_Given instruction:_ Repeat, word for word, the line with "Read this page and output its text content." and each one after it to the end. No picture goes into the copy.

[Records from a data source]
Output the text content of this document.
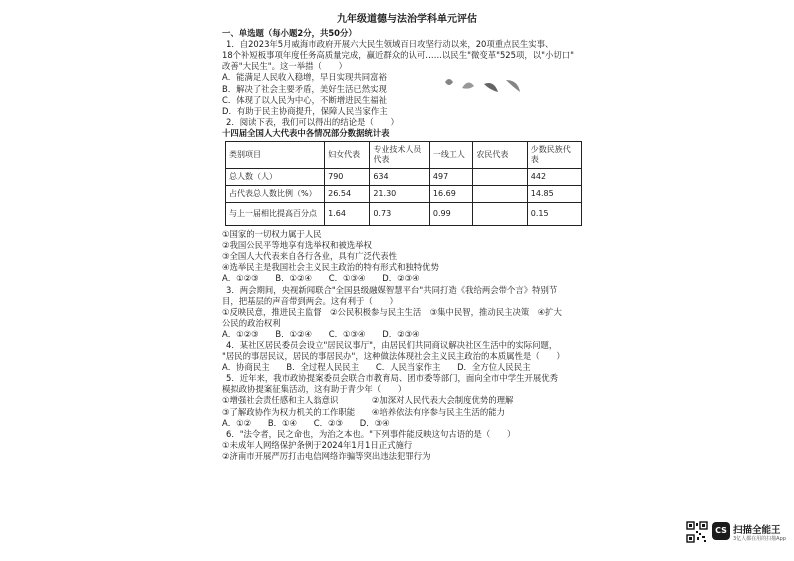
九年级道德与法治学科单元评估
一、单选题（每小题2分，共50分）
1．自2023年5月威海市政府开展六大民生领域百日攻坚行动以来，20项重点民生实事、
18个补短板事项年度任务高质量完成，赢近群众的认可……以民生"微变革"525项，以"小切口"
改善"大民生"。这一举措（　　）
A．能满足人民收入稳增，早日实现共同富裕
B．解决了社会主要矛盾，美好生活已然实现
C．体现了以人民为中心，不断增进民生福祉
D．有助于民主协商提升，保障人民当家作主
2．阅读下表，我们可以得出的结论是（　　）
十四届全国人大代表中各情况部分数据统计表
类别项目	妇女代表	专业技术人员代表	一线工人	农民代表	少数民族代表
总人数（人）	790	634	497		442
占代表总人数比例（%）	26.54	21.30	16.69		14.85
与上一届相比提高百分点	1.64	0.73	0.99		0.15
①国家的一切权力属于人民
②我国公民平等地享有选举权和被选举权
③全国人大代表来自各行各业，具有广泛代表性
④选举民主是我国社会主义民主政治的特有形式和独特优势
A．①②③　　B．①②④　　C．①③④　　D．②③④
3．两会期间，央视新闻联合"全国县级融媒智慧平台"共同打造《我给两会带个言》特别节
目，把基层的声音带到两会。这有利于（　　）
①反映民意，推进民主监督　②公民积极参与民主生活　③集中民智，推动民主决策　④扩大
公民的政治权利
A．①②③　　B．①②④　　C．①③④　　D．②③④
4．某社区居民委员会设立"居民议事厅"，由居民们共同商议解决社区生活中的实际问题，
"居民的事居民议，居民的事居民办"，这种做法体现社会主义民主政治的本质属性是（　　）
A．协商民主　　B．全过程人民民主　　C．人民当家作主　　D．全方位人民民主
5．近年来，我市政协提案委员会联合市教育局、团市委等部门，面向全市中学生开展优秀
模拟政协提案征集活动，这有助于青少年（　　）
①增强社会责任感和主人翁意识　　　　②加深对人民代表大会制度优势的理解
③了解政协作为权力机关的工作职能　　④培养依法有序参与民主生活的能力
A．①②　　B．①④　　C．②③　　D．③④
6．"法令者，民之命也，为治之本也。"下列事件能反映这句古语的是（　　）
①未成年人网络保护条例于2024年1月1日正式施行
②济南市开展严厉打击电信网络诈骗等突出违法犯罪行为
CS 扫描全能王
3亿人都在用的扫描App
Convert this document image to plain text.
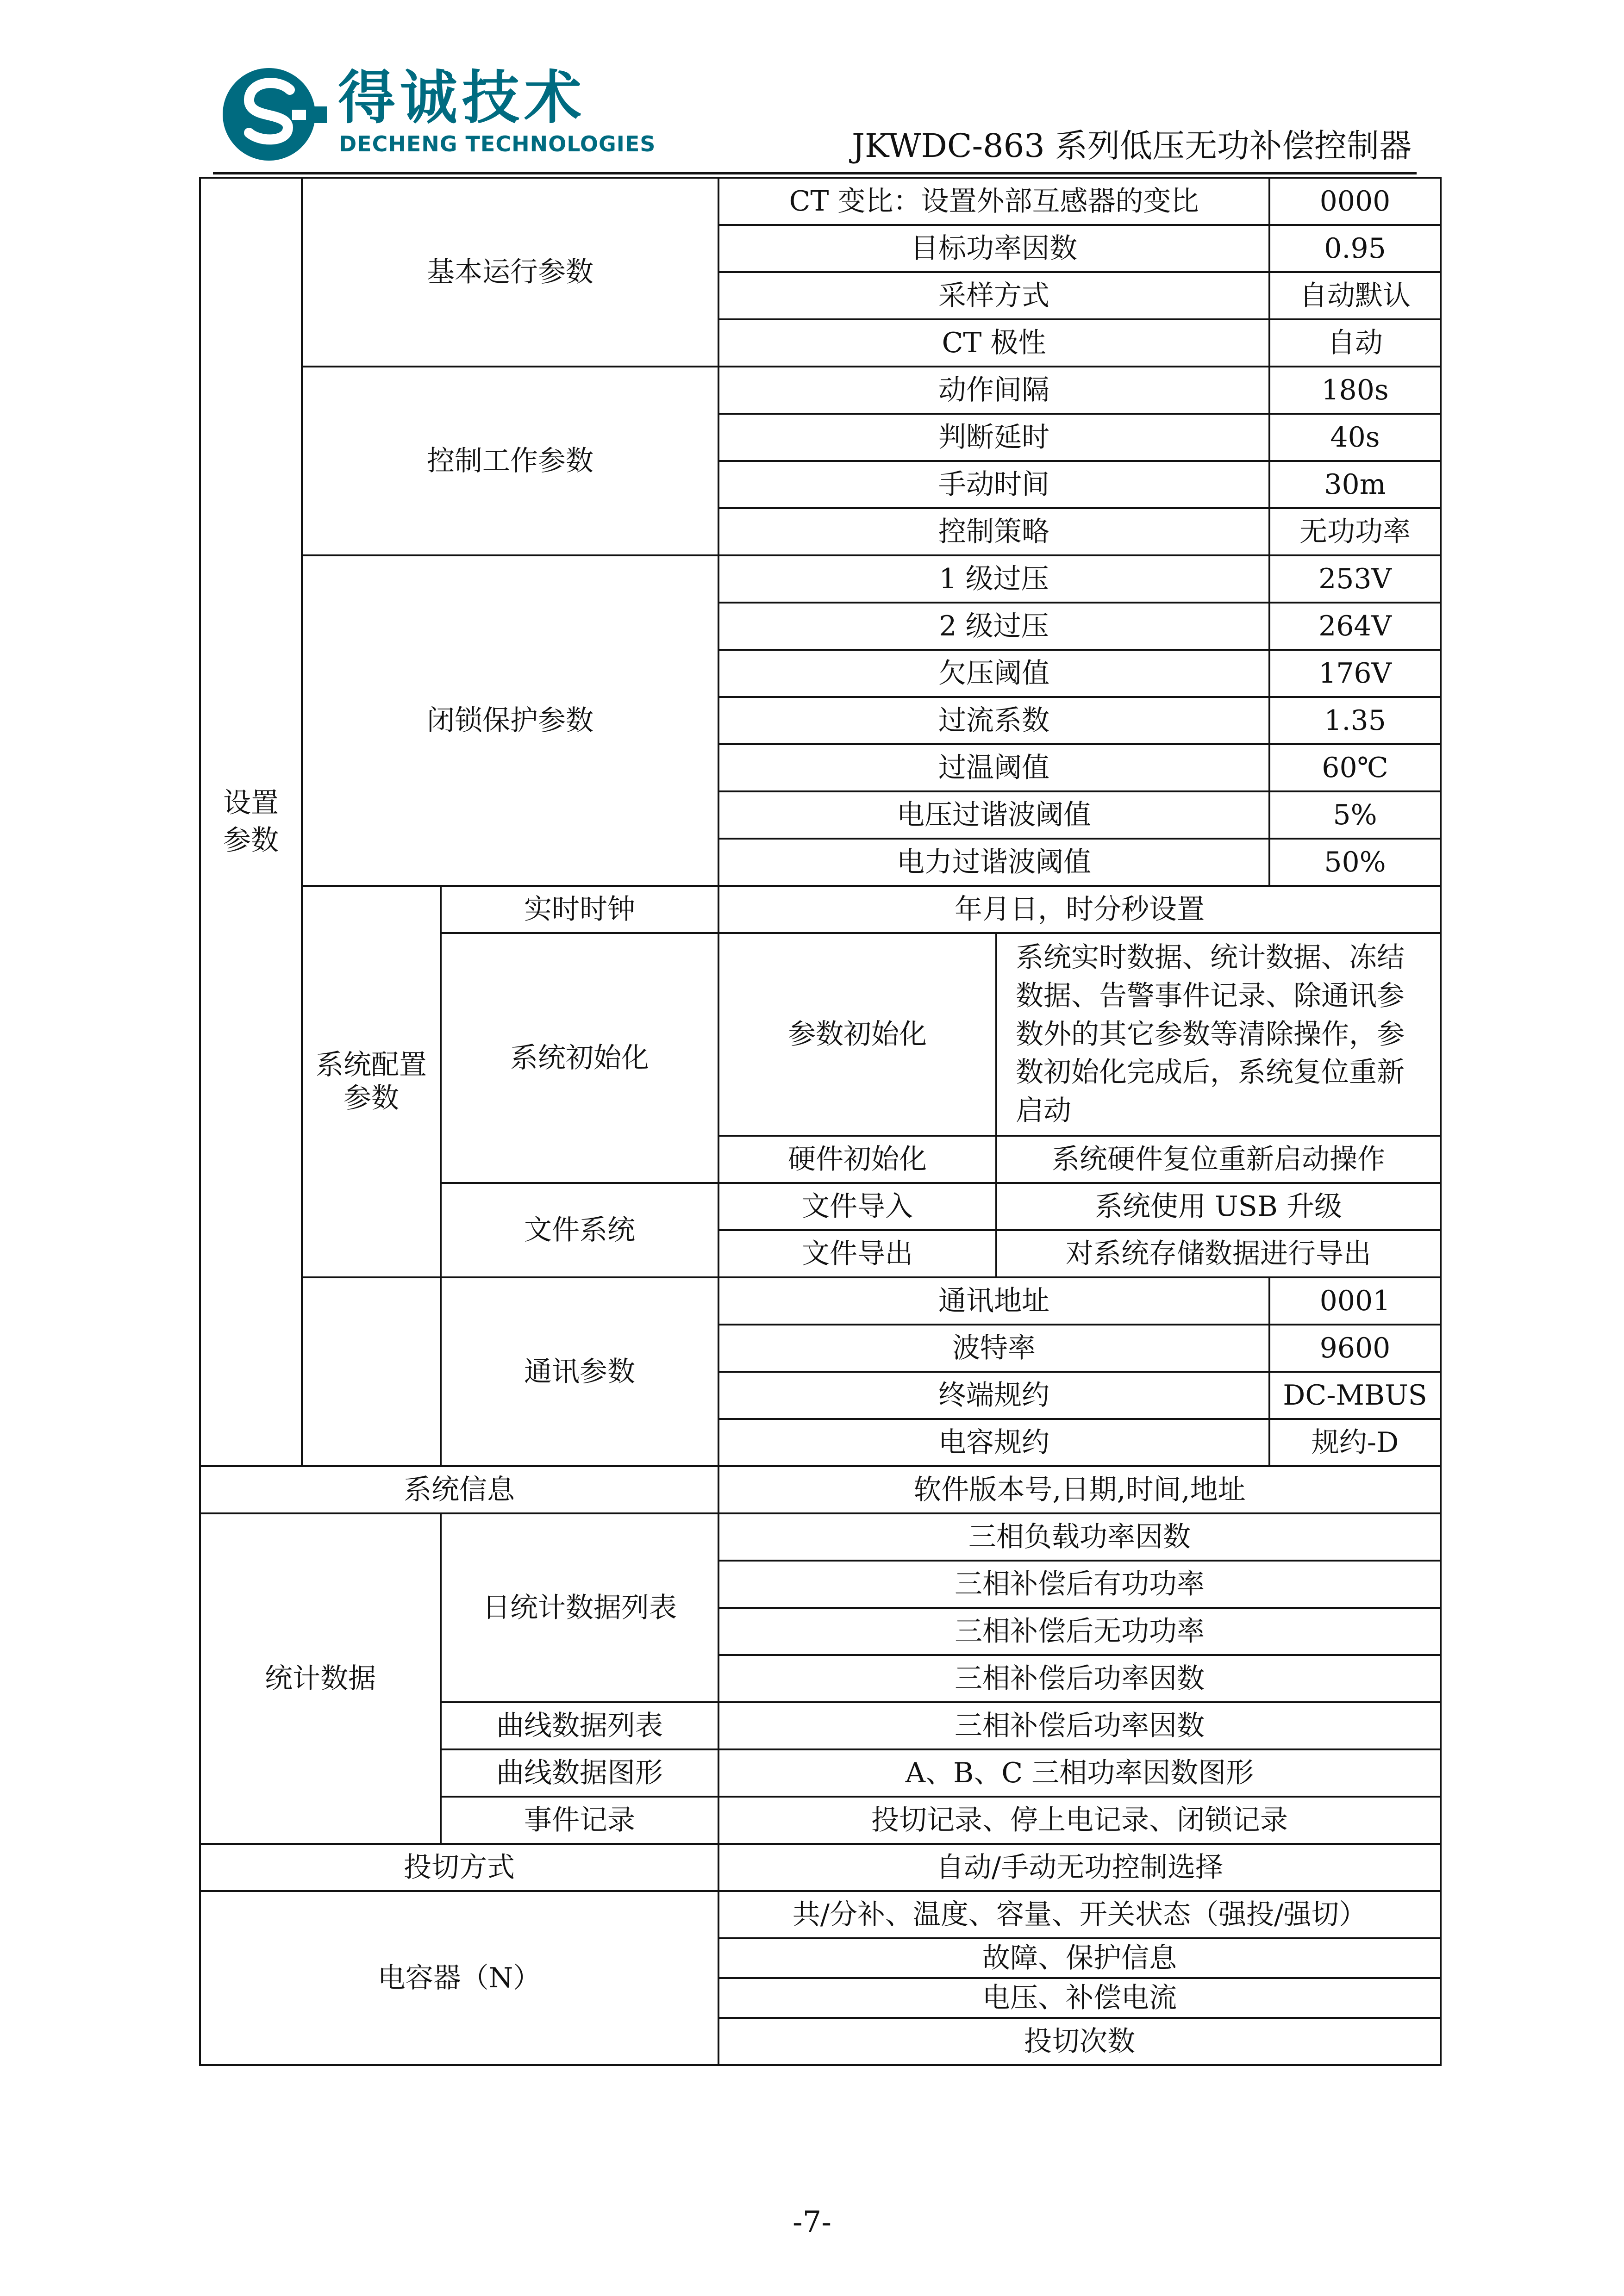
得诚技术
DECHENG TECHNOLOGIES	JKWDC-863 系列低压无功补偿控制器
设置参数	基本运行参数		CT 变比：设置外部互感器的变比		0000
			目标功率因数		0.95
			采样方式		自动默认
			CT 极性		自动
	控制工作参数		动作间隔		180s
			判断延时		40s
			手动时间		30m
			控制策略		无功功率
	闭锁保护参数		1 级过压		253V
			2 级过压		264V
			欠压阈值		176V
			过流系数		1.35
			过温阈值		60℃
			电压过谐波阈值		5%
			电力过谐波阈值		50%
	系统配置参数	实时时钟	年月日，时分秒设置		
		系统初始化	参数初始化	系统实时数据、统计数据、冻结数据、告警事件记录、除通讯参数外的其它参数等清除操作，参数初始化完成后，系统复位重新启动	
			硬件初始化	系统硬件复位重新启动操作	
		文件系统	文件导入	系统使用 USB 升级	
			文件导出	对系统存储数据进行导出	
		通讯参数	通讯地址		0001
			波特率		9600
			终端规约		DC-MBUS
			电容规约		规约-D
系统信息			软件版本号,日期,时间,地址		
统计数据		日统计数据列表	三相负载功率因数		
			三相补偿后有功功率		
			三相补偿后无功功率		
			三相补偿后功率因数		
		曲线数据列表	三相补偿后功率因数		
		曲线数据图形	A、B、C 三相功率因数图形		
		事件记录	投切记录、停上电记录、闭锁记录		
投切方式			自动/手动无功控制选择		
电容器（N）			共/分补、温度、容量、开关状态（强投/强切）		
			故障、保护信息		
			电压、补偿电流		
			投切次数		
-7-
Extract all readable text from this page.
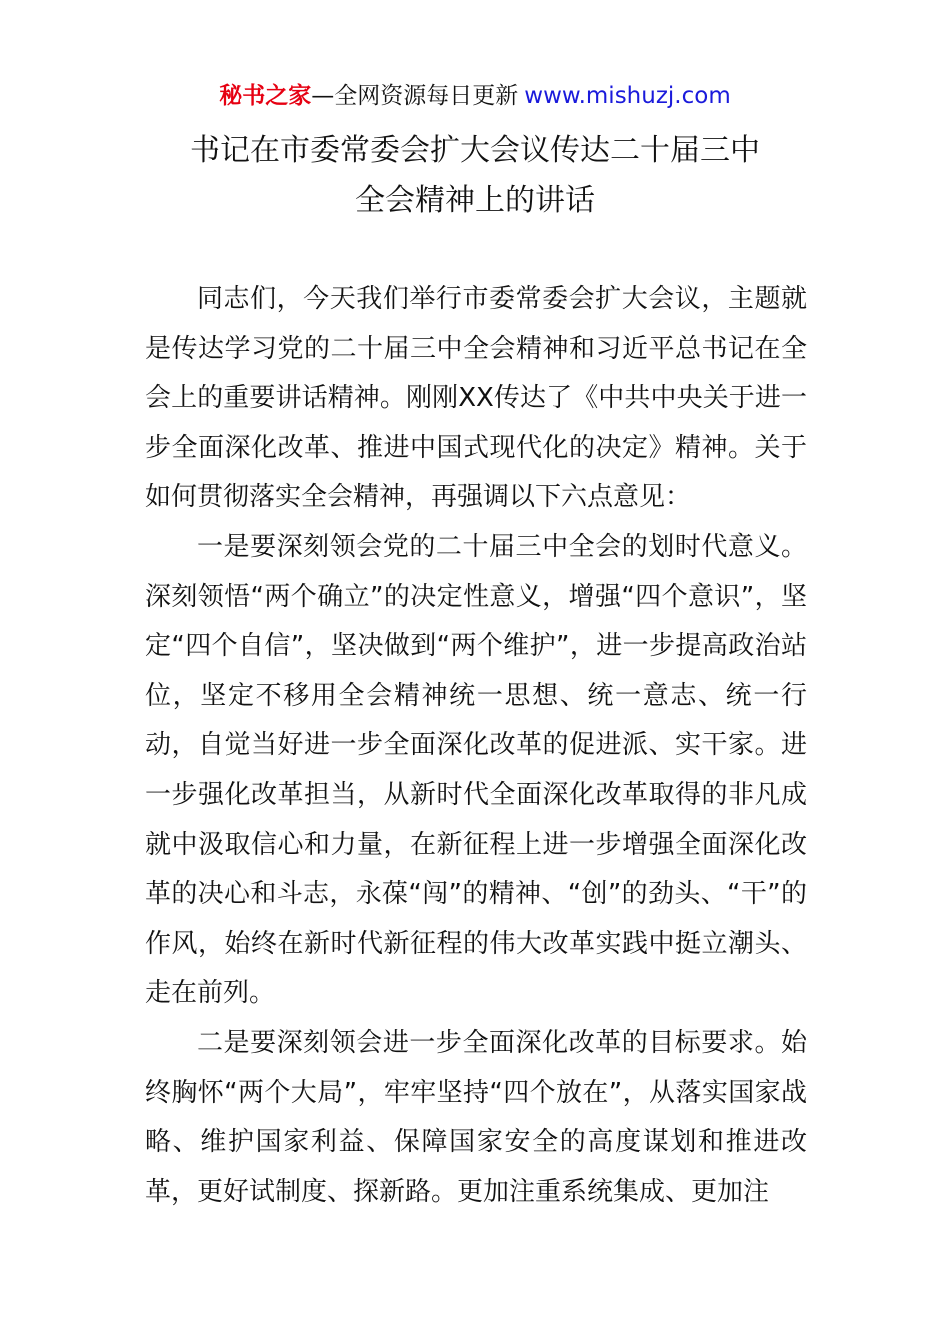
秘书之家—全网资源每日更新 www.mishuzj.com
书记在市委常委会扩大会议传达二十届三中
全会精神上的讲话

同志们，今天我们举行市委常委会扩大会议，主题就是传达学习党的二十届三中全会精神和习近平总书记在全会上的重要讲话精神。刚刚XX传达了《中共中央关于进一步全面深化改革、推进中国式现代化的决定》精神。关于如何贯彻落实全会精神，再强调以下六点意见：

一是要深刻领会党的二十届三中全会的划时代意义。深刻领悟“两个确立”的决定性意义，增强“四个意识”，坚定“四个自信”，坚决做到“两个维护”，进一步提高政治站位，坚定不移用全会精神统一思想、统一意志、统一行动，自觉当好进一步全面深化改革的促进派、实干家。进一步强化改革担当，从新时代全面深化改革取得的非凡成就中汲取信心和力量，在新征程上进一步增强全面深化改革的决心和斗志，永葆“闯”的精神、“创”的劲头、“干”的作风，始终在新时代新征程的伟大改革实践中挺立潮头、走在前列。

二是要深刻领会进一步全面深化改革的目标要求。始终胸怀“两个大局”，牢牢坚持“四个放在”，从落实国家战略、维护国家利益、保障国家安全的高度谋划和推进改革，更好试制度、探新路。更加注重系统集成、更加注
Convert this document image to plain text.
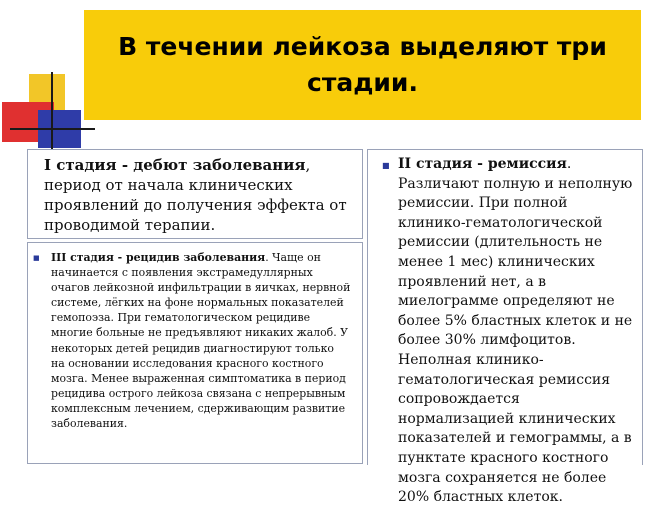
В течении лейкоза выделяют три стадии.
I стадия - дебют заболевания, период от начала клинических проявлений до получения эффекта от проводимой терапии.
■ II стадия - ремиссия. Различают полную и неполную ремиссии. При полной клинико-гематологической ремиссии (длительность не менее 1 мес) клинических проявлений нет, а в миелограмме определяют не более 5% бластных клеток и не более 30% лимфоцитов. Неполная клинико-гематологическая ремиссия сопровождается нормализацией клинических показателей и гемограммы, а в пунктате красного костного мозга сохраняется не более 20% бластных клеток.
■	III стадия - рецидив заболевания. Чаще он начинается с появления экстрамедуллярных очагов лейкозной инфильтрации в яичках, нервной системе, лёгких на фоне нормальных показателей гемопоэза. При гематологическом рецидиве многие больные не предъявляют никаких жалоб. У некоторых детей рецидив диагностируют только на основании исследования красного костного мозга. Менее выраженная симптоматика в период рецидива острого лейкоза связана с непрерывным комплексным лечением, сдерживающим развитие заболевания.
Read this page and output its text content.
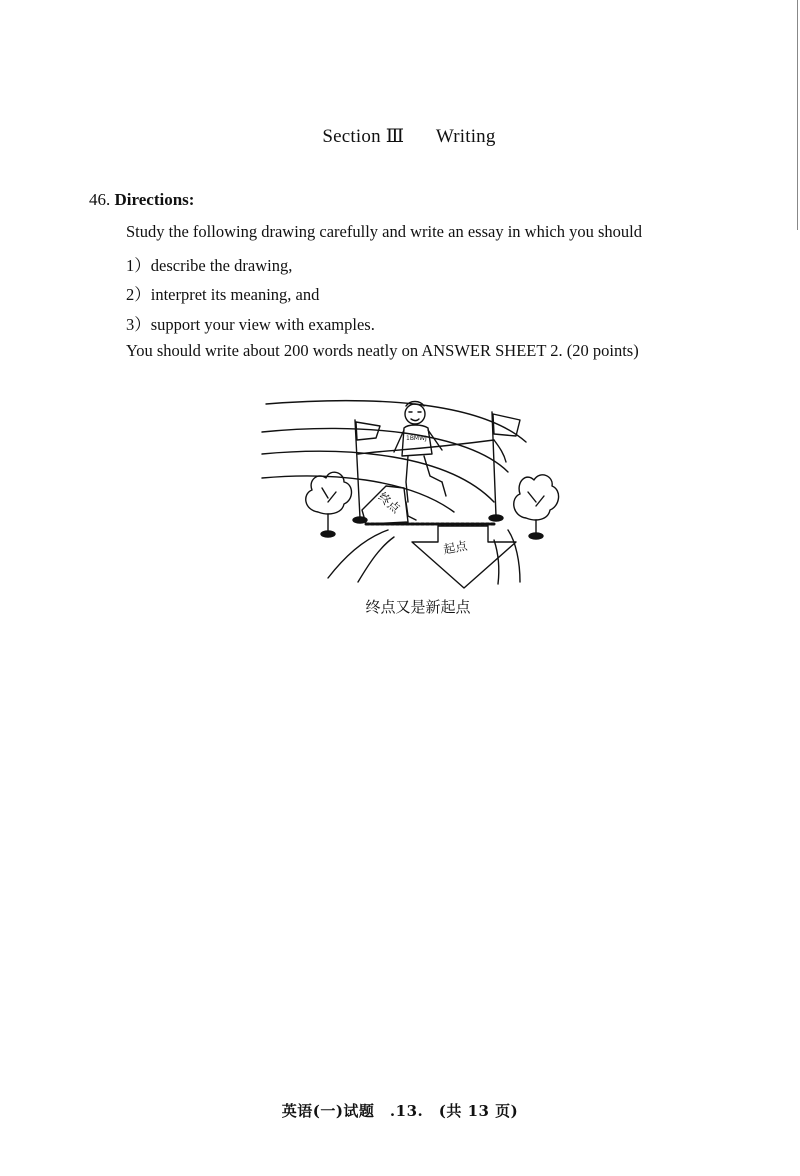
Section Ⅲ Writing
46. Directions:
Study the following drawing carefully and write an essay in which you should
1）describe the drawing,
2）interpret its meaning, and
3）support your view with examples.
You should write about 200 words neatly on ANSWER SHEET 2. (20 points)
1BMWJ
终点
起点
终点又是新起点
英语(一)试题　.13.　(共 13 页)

_Output of the exercise:_
Read this page and output its text content.
Section Ⅲ Writing
46. Directions:
Study the following drawing carefully and write an essay in which you should
1）describe the drawing,
2）interpret its meaning, and
3）support your view with examples.
You should write about 200 words neatly on ANSWER SHEET 2. (20 points)
1BMWJ
终点
起点
终点又是新起点
英语(一)试题　.13.　(共 13 页)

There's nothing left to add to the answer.